→ **Exercise goal**: Pick out each line of the records below that contains the string "tick", and copy those lines in full.

━━━ Task material ━━━

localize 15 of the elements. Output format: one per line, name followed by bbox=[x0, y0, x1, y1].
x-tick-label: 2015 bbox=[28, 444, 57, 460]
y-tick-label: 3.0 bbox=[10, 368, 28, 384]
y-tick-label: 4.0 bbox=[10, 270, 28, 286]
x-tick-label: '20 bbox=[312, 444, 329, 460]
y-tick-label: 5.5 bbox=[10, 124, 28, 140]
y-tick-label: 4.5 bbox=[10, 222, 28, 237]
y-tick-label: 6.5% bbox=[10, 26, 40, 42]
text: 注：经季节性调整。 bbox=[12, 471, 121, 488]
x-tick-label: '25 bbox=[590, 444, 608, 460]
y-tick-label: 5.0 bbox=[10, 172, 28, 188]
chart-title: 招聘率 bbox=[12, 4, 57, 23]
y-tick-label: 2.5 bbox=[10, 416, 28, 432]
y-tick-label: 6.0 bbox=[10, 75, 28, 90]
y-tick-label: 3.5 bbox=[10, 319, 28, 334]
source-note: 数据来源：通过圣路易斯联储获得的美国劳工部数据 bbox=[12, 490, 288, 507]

━━━

→ **Complete answer**:
x-tick-label: 2015 bbox=[28, 444, 57, 460]
y-tick-label: 3.0 bbox=[10, 368, 28, 384]
y-tick-label: 4.0 bbox=[10, 270, 28, 286]
x-tick-label: '20 bbox=[312, 444, 329, 460]
y-tick-label: 5.5 bbox=[10, 124, 28, 140]
y-tick-label: 4.5 bbox=[10, 222, 28, 237]
y-tick-label: 6.5% bbox=[10, 26, 40, 42]
x-tick-label: '25 bbox=[590, 444, 608, 460]
y-tick-label: 5.0 bbox=[10, 172, 28, 188]
y-tick-label: 2.5 bbox=[10, 416, 28, 432]
y-tick-label: 6.0 bbox=[10, 75, 28, 90]
y-tick-label: 3.5 bbox=[10, 319, 28, 334]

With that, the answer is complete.